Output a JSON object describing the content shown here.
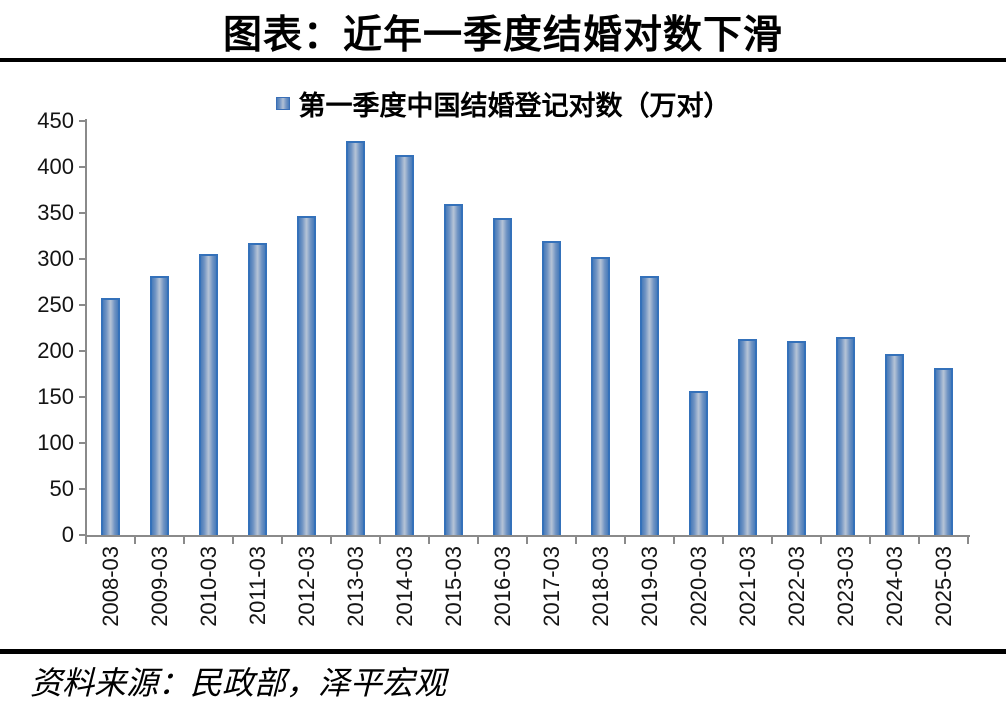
{
  "header": {
    "title": "图表：近年一季度结婚对数下滑"
  },
  "legend": {
    "label": "第一季度中国结婚登记对数（万对）"
  },
  "footer": {
    "source": "资料来源：民政部，泽平宏观"
  },
  "chart_data": {
    "type": "bar",
    "title": "图表：近年一季度结婚对数下滑",
    "legend": "第一季度中国结婚登记对数（万对）",
    "legend_position": "top-center",
    "categories": [
      "2008-03",
      "2009-03",
      "2010-03",
      "2011-03",
      "2012-03",
      "2013-03",
      "2014-03",
      "2015-03",
      "2016-03",
      "2017-03",
      "2018-03",
      "2019-03",
      "2020-03",
      "2021-03",
      "2022-03",
      "2023-03",
      "2024-03",
      "2025-03"
    ],
    "values": [
      258,
      282,
      305,
      317,
      347,
      428,
      413,
      360,
      345,
      320,
      302,
      281,
      156,
      213,
      211,
      215,
      197,
      181
    ],
    "xlabel": "",
    "ylabel": "",
    "ylim": [
      0,
      450
    ],
    "y_tick_step": 50,
    "y_ticks": [
      "0",
      "50",
      "100",
      "150",
      "200",
      "250",
      "300",
      "350",
      "400",
      "450"
    ],
    "grid": false,
    "colors": {
      "bar_edge": "#3471ba",
      "bar_fill_dark": "#4a7cb9",
      "bar_fill_light": "#b2c1d5",
      "axis": "#8a8a8a",
      "rule": "#000000",
      "text": "#141414"
    }
  }
}
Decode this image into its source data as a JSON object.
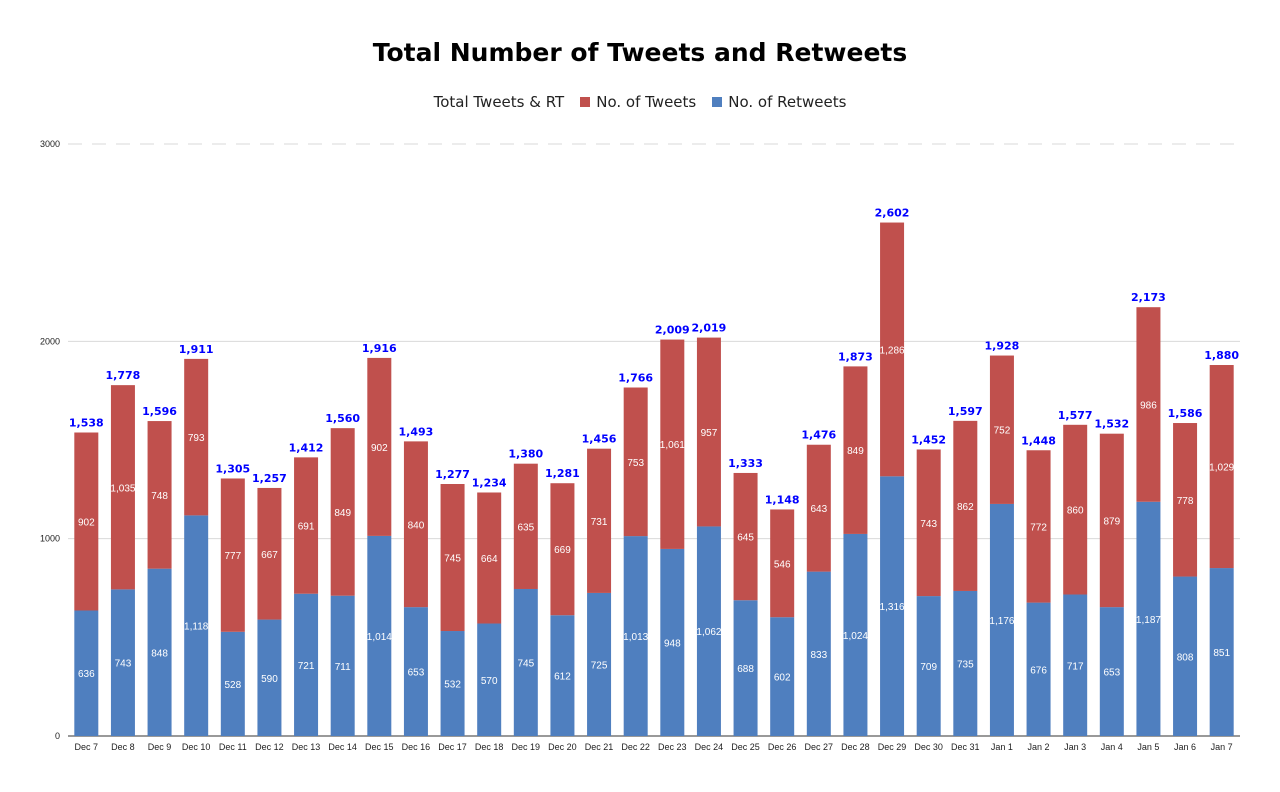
{
  "chart_data": {
    "type": "bar",
    "stacked": true,
    "title": "Total Number of Tweets and Retweets",
    "categories": [
      "Dec 7",
      "Dec 8",
      "Dec 9",
      "Dec 10",
      "Dec 11",
      "Dec 12",
      "Dec 13",
      "Dec 14",
      "Dec 15",
      "Dec 16",
      "Dec 17",
      "Dec 18",
      "Dec 19",
      "Dec 20",
      "Dec 21",
      "Dec 22",
      "Dec 23",
      "Dec 24",
      "Dec 25",
      "Dec 26",
      "Dec 27",
      "Dec 28",
      "Dec 29",
      "Dec 30",
      "Dec 31",
      "Jan 1",
      "Jan 2",
      "Jan 3",
      "Jan 4",
      "Jan 5",
      "Jan 6",
      "Jan 7"
    ],
    "series": [
      {
        "name": "No. of Retweets",
        "color": "#4f7fbf",
        "values": [
          636,
          743,
          848,
          1118,
          528,
          590,
          721,
          711,
          1014,
          653,
          532,
          570,
          745,
          612,
          725,
          1013,
          948,
          1062,
          688,
          602,
          833,
          1024,
          1316,
          709,
          735,
          1176,
          676,
          717,
          653,
          1187,
          808,
          851
        ]
      },
      {
        "name": "No. of Tweets",
        "color": "#c0504d",
        "values": [
          902,
          1035,
          748,
          793,
          777,
          667,
          691,
          849,
          902,
          840,
          745,
          664,
          635,
          669,
          731,
          753,
          1061,
          957,
          645,
          546,
          643,
          849,
          1286,
          743,
          862,
          752,
          772,
          860,
          879,
          986,
          778,
          1029
        ]
      }
    ],
    "totals": {
      "name": "Total Tweets & RT",
      "labels": [
        "1,538",
        "1,778",
        "1,596",
        "1,911",
        "1,305",
        "1,257",
        "1,412",
        "1,560",
        "1,916",
        "1,493",
        "1,277",
        "1,234",
        "1,380",
        "1,281",
        "1,456",
        "1,766",
        "2,009",
        "2,019",
        "1,333",
        "1,148",
        "1,476",
        "1,873",
        "2,602",
        "1,452",
        "1,597",
        "1,928",
        "1,448",
        "1,577",
        "1,532",
        "2,173",
        "1,586",
        "1,880"
      ],
      "color": "#0000ff"
    },
    "retweet_labels": [
      "636",
      "743",
      "848",
      "1,118",
      "528",
      "590",
      "721",
      "711",
      "1,014",
      "653",
      "532",
      "570",
      "745",
      "612",
      "725",
      "1,013",
      "948",
      "1,062",
      "688",
      "602",
      "833",
      "1,024",
      "1,316",
      "709",
      "735",
      "1,176",
      "676",
      "717",
      "653",
      "1,187",
      "808",
      "851"
    ],
    "tweet_labels": [
      "902",
      "1,035",
      "748",
      "793",
      "777",
      "667",
      "691",
      "849",
      "902",
      "840",
      "745",
      "664",
      "635",
      "669",
      "731",
      "753",
      "1,061",
      "957",
      "645",
      "546",
      "643",
      "849",
      "1,286",
      "743",
      "862",
      "752",
      "772",
      "860",
      "879",
      "986",
      "778",
      "1,029"
    ],
    "y_ticks": [
      "0",
      "1000",
      "2000",
      "3000"
    ],
    "ylim": [
      0,
      3000
    ],
    "legend_position": "top-center",
    "grid": true
  }
}
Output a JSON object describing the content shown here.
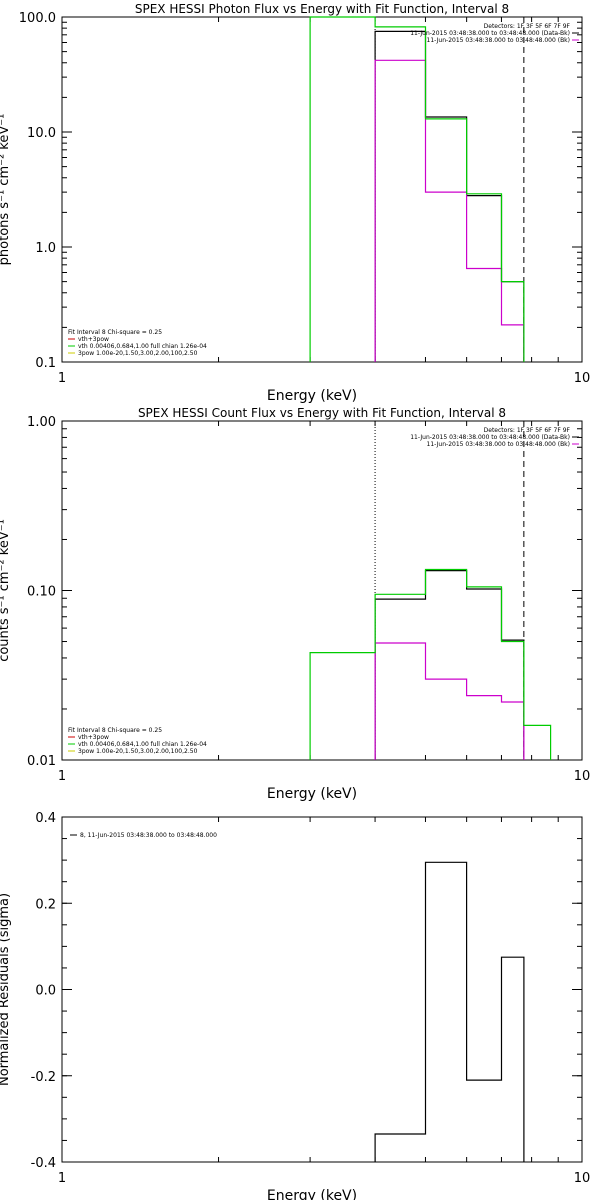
{
  "colors": {
    "data": "#000000",
    "bk": "#cc00cc",
    "model": "#00cc00",
    "vth": "#cc0000",
    "pow": "#cccc00"
  },
  "chart_data": [
    {
      "type": "line",
      "title": "SPEX HESSI Photon Flux vs Energy with Fit Function, Interval 8",
      "xlabel": "Energy (keV)",
      "ylabel": "photons s⁻¹ cm⁻² keV⁻¹",
      "xlog": true,
      "ylog": true,
      "xlim": [
        1,
        10
      ],
      "ylim": [
        0.1,
        100
      ],
      "x_ticks": [
        {
          "v": 1,
          "t": "1"
        },
        {
          "v": 10,
          "t": "10"
        }
      ],
      "y_ticks": [
        {
          "v": 0.1,
          "t": "0.1"
        },
        {
          "v": 1,
          "t": "1.0"
        },
        {
          "v": 10,
          "t": "10.0"
        },
        {
          "v": 100,
          "t": "100.0"
        }
      ],
      "legend_right": [
        {
          "text": "Detectors: 1F 3F 5F 6F 7F 9F"
        },
        {
          "text": "11-Jun-2015 03:48:38.000 to 03:48:48.000 (Data-Bk)",
          "color_key": "data"
        },
        {
          "text": "11-Jun-2015 03:48:38.000 to 03:48:48.000 (Bk)",
          "color_key": "bk"
        }
      ],
      "legend_left": [
        {
          "text": "Fit Interval 8    Chi-square = 0.25"
        },
        {
          "text": "vth+3pow",
          "color_key": "vth"
        },
        {
          "text": "vth 0.00406,0.684,1.00  full chian 1.26e-04",
          "color_key": "model"
        },
        {
          "text": "3pow 1.00e-20,1.50,3.00,2.00,100,2.50",
          "color_key": "pow"
        }
      ],
      "vlines": [
        {
          "x": 4.0,
          "style": "dotted"
        },
        {
          "x": 7.73,
          "style": "dashed"
        }
      ],
      "series": [
        {
          "color_key": "data",
          "edges": [
            4.0,
            5.0,
            6.0,
            7.0,
            7.73
          ],
          "values": [
            75,
            13.5,
            2.8,
            0.5
          ]
        },
        {
          "color_key": "bk",
          "edges": [
            4.0,
            5.0,
            6.0,
            7.0,
            7.73
          ],
          "values": [
            42,
            3.0,
            0.65,
            0.21
          ]
        },
        {
          "color_key": "model",
          "edges": [
            3.0,
            4.0,
            5.0,
            6.0,
            7.0,
            7.73
          ],
          "values": [
            100,
            82,
            13,
            2.9,
            0.5
          ]
        }
      ]
    },
    {
      "type": "line",
      "title": "SPEX HESSI Count Flux vs Energy with Fit Function, Interval 8",
      "xlabel": "Energy (keV)",
      "ylabel": "counts s⁻¹ cm⁻² keV⁻¹",
      "xlog": true,
      "ylog": true,
      "xlim": [
        1,
        10
      ],
      "ylim": [
        0.01,
        1.0
      ],
      "x_ticks": [
        {
          "v": 1,
          "t": "1"
        },
        {
          "v": 10,
          "t": "10"
        }
      ],
      "y_ticks": [
        {
          "v": 0.01,
          "t": "0.01"
        },
        {
          "v": 0.1,
          "t": "0.10"
        },
        {
          "v": 1.0,
          "t": "1.00"
        }
      ],
      "legend_right": [
        {
          "text": "Detectors: 1F 3F 5F 6F 7F 9F"
        },
        {
          "text": "11-Jun-2015 03:48:38.000 to 03:48:48.000 (Data-Bk)",
          "color_key": "data"
        },
        {
          "text": "11-Jun-2015 03:48:38.000 to 03:48:48.000 (Bk)",
          "color_key": "bk"
        }
      ],
      "legend_left": [
        {
          "text": "Fit Interval 8    Chi-square = 0.25"
        },
        {
          "text": "vth+3pow",
          "color_key": "vth"
        },
        {
          "text": "vth 0.00406,0.684,1.00  full chian 1.26e-04",
          "color_key": "model"
        },
        {
          "text": "3pow 1.00e-20,1.50,3.00,2.00,100,2.50",
          "color_key": "pow"
        }
      ],
      "vlines": [
        {
          "x": 4.0,
          "style": "dotted"
        },
        {
          "x": 7.73,
          "style": "dashed"
        }
      ],
      "series": [
        {
          "color_key": "data",
          "edges": [
            4.0,
            5.0,
            6.0,
            7.0,
            7.73
          ],
          "values": [
            0.089,
            0.131,
            0.102,
            0.051
          ]
        },
        {
          "color_key": "bk",
          "edges": [
            4.0,
            5.0,
            6.0,
            7.0,
            7.73
          ],
          "values": [
            0.049,
            0.03,
            0.024,
            0.022
          ]
        },
        {
          "color_key": "model",
          "edges": [
            3.0,
            4.0,
            5.0,
            6.0,
            7.0,
            7.73,
            8.7
          ],
          "values": [
            0.043,
            0.095,
            0.133,
            0.105,
            0.05,
            0.016
          ]
        }
      ]
    },
    {
      "type": "line",
      "title": "",
      "xlabel": "Energy (keV)",
      "ylabel": "Normalized Residuals (sigma)",
      "xlog": true,
      "ylog": false,
      "xlim": [
        1,
        10
      ],
      "ylim": [
        -0.4,
        0.4
      ],
      "x_ticks": [
        {
          "v": 1,
          "t": "1"
        },
        {
          "v": 10,
          "t": "10"
        }
      ],
      "y_ticks": [
        {
          "v": -0.4,
          "t": "-0.4"
        },
        {
          "v": -0.2,
          "t": "-0.2"
        },
        {
          "v": 0.0,
          "t": "0.0"
        },
        {
          "v": 0.2,
          "t": "0.2"
        },
        {
          "v": 0.4,
          "t": "0.4"
        }
      ],
      "legend_right": [],
      "legend_left": [],
      "legend_top": [
        {
          "text": "8, 11-Jun-2015 03:48:38.000 to 03:48:48.000",
          "color_key": "data"
        }
      ],
      "vlines": [],
      "series": [
        {
          "color_key": "data",
          "edges": [
            4.0,
            5.0,
            6.0,
            7.0,
            7.73
          ],
          "values": [
            -0.335,
            0.295,
            -0.21,
            0.075
          ],
          "drop_to_bottom": true
        }
      ]
    }
  ]
}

===

> **Requirements**
Examine the listing and say how many of its lines contain the string "Flux". Give the number alone.

> **Task answer**
2